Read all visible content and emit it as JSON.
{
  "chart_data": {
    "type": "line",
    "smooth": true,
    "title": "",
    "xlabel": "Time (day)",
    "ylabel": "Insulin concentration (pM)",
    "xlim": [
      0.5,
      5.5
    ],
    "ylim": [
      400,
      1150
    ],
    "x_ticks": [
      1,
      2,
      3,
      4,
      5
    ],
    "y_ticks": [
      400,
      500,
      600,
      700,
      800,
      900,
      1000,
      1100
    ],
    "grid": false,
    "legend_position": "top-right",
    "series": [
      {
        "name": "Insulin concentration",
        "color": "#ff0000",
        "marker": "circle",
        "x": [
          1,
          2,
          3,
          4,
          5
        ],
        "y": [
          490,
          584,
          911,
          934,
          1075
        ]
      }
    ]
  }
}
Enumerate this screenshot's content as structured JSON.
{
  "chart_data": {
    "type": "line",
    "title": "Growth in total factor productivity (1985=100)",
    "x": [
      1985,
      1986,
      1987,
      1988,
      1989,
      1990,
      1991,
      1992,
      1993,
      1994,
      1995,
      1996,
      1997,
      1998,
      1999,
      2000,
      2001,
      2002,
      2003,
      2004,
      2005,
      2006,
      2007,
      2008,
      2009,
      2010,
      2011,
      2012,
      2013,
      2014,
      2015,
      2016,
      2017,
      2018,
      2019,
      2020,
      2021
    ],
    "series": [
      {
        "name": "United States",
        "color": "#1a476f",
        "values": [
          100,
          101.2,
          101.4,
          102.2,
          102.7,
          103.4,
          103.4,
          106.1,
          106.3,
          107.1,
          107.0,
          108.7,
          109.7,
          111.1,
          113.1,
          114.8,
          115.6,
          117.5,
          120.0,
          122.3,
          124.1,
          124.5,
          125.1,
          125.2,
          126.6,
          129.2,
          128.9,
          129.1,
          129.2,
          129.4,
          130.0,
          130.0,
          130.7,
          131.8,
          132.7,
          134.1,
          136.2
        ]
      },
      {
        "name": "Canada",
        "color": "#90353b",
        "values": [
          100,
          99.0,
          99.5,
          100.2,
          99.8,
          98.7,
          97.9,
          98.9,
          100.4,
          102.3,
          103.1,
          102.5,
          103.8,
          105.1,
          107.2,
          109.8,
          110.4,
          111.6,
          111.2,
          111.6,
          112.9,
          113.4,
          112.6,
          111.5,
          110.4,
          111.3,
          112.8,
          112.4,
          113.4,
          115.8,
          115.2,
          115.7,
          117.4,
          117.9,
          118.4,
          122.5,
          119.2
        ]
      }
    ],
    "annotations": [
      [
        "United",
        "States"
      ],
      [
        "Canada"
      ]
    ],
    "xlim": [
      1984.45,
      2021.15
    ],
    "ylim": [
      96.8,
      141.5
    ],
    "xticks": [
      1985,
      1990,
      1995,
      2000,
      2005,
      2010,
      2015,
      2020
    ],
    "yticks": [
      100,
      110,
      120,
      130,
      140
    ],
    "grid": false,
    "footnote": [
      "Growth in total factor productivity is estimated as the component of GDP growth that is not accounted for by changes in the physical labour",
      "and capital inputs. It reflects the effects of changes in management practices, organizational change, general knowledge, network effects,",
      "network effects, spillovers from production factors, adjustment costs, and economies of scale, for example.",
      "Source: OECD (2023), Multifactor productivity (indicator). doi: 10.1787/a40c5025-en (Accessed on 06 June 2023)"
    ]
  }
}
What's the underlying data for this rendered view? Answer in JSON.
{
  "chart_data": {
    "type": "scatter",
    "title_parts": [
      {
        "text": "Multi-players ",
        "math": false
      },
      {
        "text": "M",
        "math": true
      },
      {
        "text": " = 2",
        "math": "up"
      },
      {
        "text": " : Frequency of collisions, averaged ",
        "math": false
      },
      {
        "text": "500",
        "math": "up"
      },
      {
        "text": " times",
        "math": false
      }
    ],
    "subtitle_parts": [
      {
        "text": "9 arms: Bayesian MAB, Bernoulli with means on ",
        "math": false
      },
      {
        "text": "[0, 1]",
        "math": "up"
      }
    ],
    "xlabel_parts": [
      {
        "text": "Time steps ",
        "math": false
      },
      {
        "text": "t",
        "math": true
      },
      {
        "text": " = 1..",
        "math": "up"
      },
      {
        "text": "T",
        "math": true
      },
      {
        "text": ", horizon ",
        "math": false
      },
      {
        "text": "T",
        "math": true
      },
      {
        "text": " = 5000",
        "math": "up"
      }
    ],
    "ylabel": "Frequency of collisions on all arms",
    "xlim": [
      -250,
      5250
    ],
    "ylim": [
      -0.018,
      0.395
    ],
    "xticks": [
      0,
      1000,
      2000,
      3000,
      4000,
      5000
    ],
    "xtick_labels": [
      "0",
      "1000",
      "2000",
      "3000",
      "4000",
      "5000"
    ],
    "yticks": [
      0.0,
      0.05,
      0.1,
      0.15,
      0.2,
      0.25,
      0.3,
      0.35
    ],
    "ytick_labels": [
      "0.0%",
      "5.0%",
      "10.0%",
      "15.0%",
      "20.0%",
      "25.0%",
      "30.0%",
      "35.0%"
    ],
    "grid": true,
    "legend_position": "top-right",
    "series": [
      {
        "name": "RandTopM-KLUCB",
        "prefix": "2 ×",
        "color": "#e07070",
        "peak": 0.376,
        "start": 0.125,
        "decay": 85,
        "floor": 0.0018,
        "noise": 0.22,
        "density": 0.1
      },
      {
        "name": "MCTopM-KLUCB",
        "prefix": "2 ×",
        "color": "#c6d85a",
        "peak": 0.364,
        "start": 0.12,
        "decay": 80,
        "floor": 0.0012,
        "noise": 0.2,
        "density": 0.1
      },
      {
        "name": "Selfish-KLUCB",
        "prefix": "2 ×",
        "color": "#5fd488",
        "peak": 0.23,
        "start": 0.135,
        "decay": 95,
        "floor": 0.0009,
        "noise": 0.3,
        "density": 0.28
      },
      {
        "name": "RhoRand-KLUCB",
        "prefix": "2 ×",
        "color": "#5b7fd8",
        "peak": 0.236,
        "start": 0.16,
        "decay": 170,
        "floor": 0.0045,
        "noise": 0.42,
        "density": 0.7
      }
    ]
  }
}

━━━━━━━━━━

◆ Directions for this task
Extract each line from the entries above that contains the string "peak".

◆ Right answer
        "peak": 0.376,
        "peak": 0.364,
        "peak": 0.23,
        "peak": 0.236,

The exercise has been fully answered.